## START Entries shown

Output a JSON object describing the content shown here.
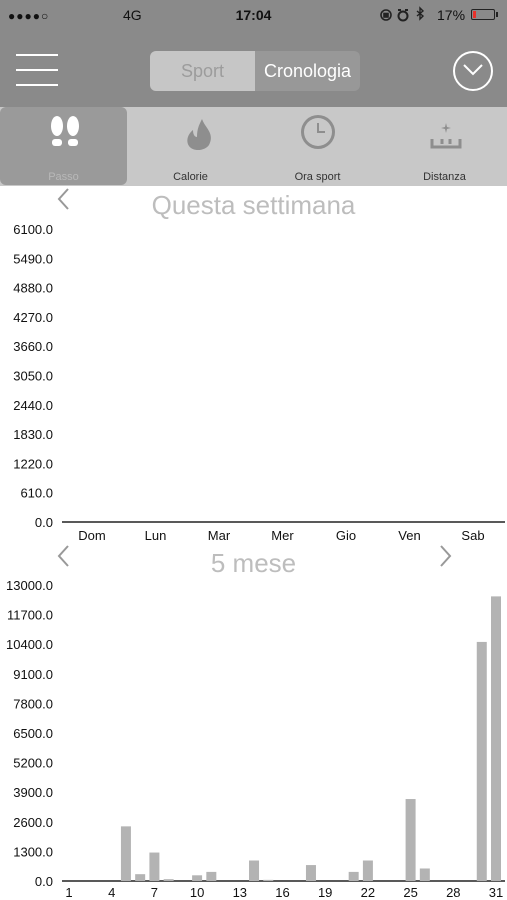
{
  "status_bar": {
    "signal": "●●●●○",
    "network": "4G",
    "time": "17:04",
    "battery_percent": "17%",
    "battery_level": 0.17,
    "battery_color": "#e8312a"
  },
  "nav": {
    "segments": [
      {
        "label": "Sport",
        "active": false
      },
      {
        "label": "Cronologia",
        "active": true
      }
    ]
  },
  "tabs": [
    {
      "label": "Passo",
      "icon": "footsteps-icon",
      "selected": true
    },
    {
      "label": "Calorie",
      "icon": "flame-icon",
      "selected": false
    },
    {
      "label": "Ora sport",
      "icon": "clock-icon",
      "selected": false
    },
    {
      "label": "Distanza",
      "icon": "distance-icon",
      "selected": false
    }
  ],
  "weekly": {
    "title": "Questa settimana"
  },
  "monthly": {
    "title": "5 mese"
  },
  "chart_data": [
    {
      "type": "bar",
      "title": "Questa settimana",
      "categories": [
        "Dom",
        "Lun",
        "Mar",
        "Mer",
        "Gio",
        "Ven",
        "Sab"
      ],
      "values": [
        0,
        0,
        0,
        0,
        0,
        0,
        0
      ],
      "y_ticks": [
        "0.0",
        "610.0",
        "1220.0",
        "1830.0",
        "2440.0",
        "3050.0",
        "3660.0",
        "4270.0",
        "4880.0",
        "5490.0",
        "6100.0"
      ],
      "ylim": [
        0,
        6100
      ],
      "grid": false
    },
    {
      "type": "bar",
      "title": "5 mese",
      "x": [
        1,
        2,
        3,
        4,
        5,
        6,
        7,
        8,
        9,
        10,
        11,
        12,
        13,
        14,
        15,
        16,
        17,
        18,
        19,
        20,
        21,
        22,
        23,
        24,
        25,
        26,
        27,
        28,
        29,
        30,
        31
      ],
      "x_tick_labels": [
        "1",
        "4",
        "7",
        "10",
        "13",
        "16",
        "19",
        "22",
        "25",
        "28",
        "31"
      ],
      "x_tick_values": [
        1,
        4,
        7,
        10,
        13,
        16,
        19,
        22,
        25,
        28,
        31
      ],
      "values": [
        0,
        0,
        0,
        0,
        2400,
        300,
        1250,
        80,
        0,
        250,
        400,
        0,
        0,
        900,
        50,
        0,
        0,
        700,
        0,
        0,
        400,
        900,
        0,
        0,
        3600,
        550,
        0,
        0,
        0,
        10500,
        12500
      ],
      "y_ticks": [
        "0.0",
        "1300.0",
        "2600.0",
        "3900.0",
        "5200.0",
        "6500.0",
        "7800.0",
        "9100.0",
        "10400.0",
        "11700.0",
        "13000.0"
      ],
      "ylim": [
        0,
        13000
      ],
      "bar_color": "#b3b3b3",
      "grid": false
    }
  ]
}
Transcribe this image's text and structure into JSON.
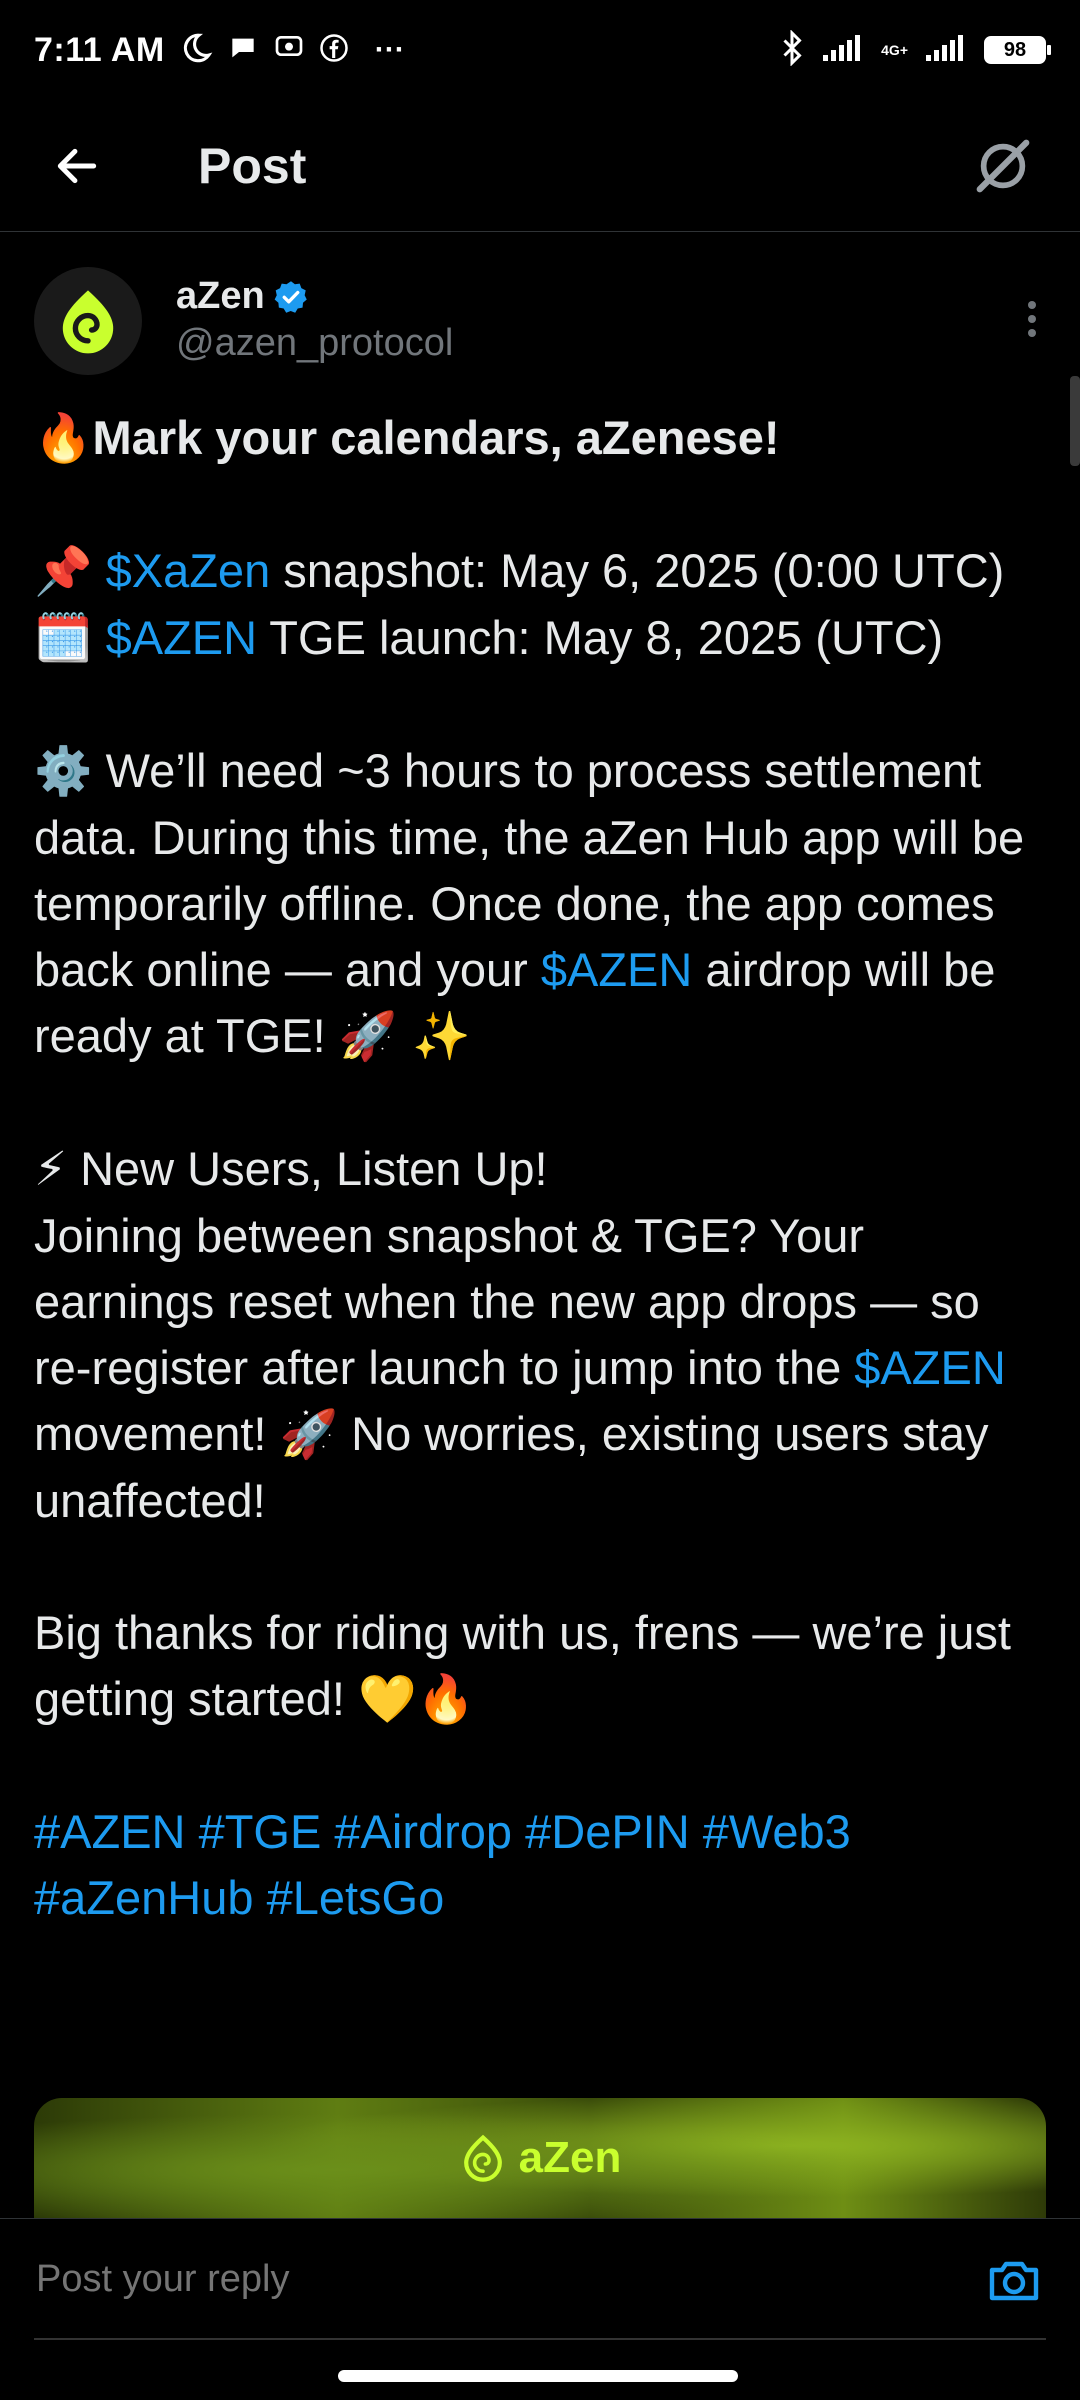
{
  "status_bar": {
    "time": "7:11 AM",
    "network": "4G+",
    "battery": "98",
    "overflow": "···"
  },
  "header": {
    "title": "Post"
  },
  "post": {
    "author": {
      "name": "aZen",
      "handle": "@azen_protocol",
      "verified": true
    },
    "body": {
      "p1": {
        "emoji": "🔥",
        "text": "Mark your calendars, aZenese!"
      },
      "p2": {
        "line1_emoji": "📌",
        "line1_link": "$XaZen",
        "line1_text": " snapshot: May 6, 2025 (0:00 UTC)",
        "line2_emoji": "🗓️",
        "line2_link": "$AZEN",
        "line2_text": " TGE launch: May 8, 2025 (UTC)"
      },
      "p3": {
        "emoji": "⚙️",
        "text_a": " We’ll need ~3 hours to process settlement data. During this time, the aZen Hub app will be temporarily offline. Once done, the app comes back online — and your ",
        "link": "$AZEN",
        "text_b": " airdrop will be ready at TGE! ",
        "emoji_end": "🚀 ✨"
      },
      "p4": {
        "emoji": "⚡",
        "heading": " New Users, Listen Up!",
        "text_a": "Joining between snapshot & TGE? Your earnings reset when the new app drops — so re-register after launch to jump into the ",
        "link": "$AZEN",
        "text_b": " movement! ",
        "emoji_mid": "🚀",
        "text_c": " No worries, existing users stay unaffected!"
      },
      "p5": {
        "text": "Big thanks for riding with us, frens — we’re just getting started! ",
        "emoji_end": "💛🔥"
      },
      "hashtags": [
        "#AZEN",
        "#TGE",
        "#Airdrop",
        "#DePIN",
        "#Web3",
        "#aZenHub",
        "#LetsGo"
      ]
    },
    "media": {
      "logo_text": "aZen"
    }
  },
  "reply": {
    "placeholder": "Post your reply"
  },
  "colors": {
    "background": "#000000",
    "text": "#e7e9ea",
    "muted": "#71767b",
    "link": "#1d9bf0",
    "verified": "#1d9bf0",
    "brand": "#c9ff2e"
  },
  "icons": [
    "back-arrow-icon",
    "grok-icon",
    "verified-badge-icon",
    "more-vertical-icon",
    "camera-icon",
    "moon-icon",
    "chat-bubble-icon",
    "facebook-icon",
    "bluetooth-icon",
    "signal-icon",
    "battery-icon"
  ]
}
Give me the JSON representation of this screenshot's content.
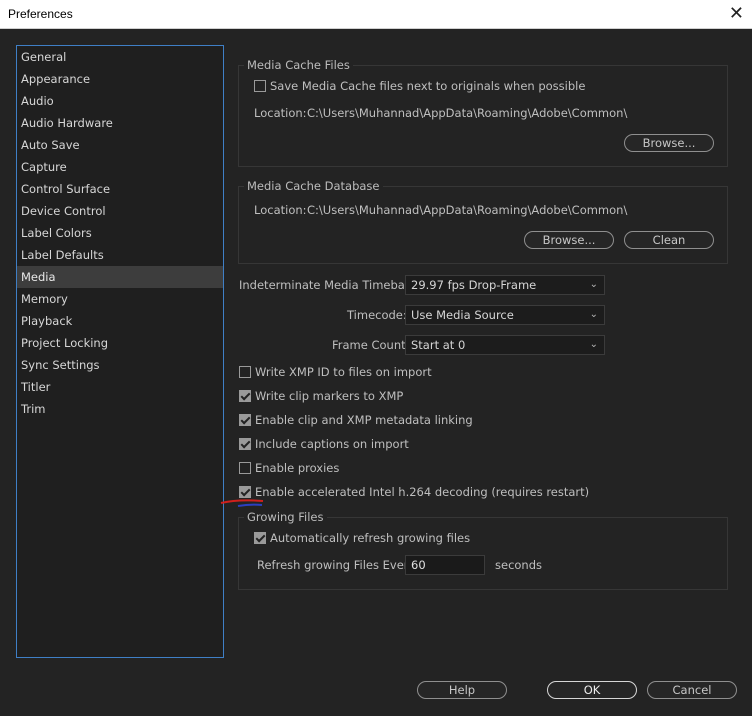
{
  "window": {
    "title": "Preferences",
    "close_glyph": "✕"
  },
  "sidebar": {
    "items": [
      {
        "label": "General"
      },
      {
        "label": "Appearance"
      },
      {
        "label": "Audio"
      },
      {
        "label": "Audio Hardware"
      },
      {
        "label": "Auto Save"
      },
      {
        "label": "Capture"
      },
      {
        "label": "Control Surface"
      },
      {
        "label": "Device Control"
      },
      {
        "label": "Label Colors"
      },
      {
        "label": "Label Defaults"
      },
      {
        "label": "Media"
      },
      {
        "label": "Memory"
      },
      {
        "label": "Playback"
      },
      {
        "label": "Project Locking"
      },
      {
        "label": "Sync Settings"
      },
      {
        "label": "Titler"
      },
      {
        "label": "Trim"
      }
    ],
    "selected": "Media"
  },
  "media_cache_files": {
    "title": "Media Cache Files",
    "save_next_to_originals": {
      "label": "Save Media Cache files next to originals when possible",
      "checked": false
    },
    "location_label": "Location:",
    "location_value": "C:\\Users\\Muhannad\\AppData\\Roaming\\Adobe\\Common\\",
    "browse_label": "Browse..."
  },
  "media_cache_database": {
    "title": "Media Cache Database",
    "location_label": "Location:",
    "location_value": "C:\\Users\\Muhannad\\AppData\\Roaming\\Adobe\\Common\\",
    "browse_label": "Browse...",
    "clean_label": "Clean"
  },
  "timebase": {
    "label": "Indeterminate Media Timebase:",
    "value": "29.97 fps Drop-Frame"
  },
  "timecode": {
    "label": "Timecode:",
    "value": "Use Media Source"
  },
  "frame_count": {
    "label": "Frame Count:",
    "value": "Start at 0"
  },
  "options": [
    {
      "label": "Write XMP ID to files on import",
      "checked": false
    },
    {
      "label": "Write clip markers to XMP",
      "checked": true
    },
    {
      "label": "Enable clip and XMP metadata linking",
      "checked": true
    },
    {
      "label": "Include captions on import",
      "checked": true
    },
    {
      "label": "Enable proxies",
      "checked": false
    },
    {
      "label": "Enable accelerated Intel h.264 decoding (requires restart)",
      "checked": true
    }
  ],
  "growing_files": {
    "title": "Growing Files",
    "auto_refresh": {
      "label": "Automatically refresh growing files",
      "checked": true
    },
    "refresh_label": "Refresh growing Files Every",
    "refresh_value": "60",
    "unit": "seconds"
  },
  "footer": {
    "help_label": "Help",
    "ok_label": "OK",
    "cancel_label": "Cancel"
  },
  "colors": {
    "accent": "#3f7fc6",
    "annotation_red": "#d0201c",
    "annotation_blue": "#2b3fbf"
  },
  "icons": {
    "checkbox": "checkbox-icon",
    "dropdown": "chevron-down-icon",
    "close": "close-icon"
  }
}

## END Entries shown

→ Brief: Every line that holds the word "Write" should be extracted.

→ Reply:
      "label": "Write XMP ID to files on import",
      "label": "Write clip markers to XMP",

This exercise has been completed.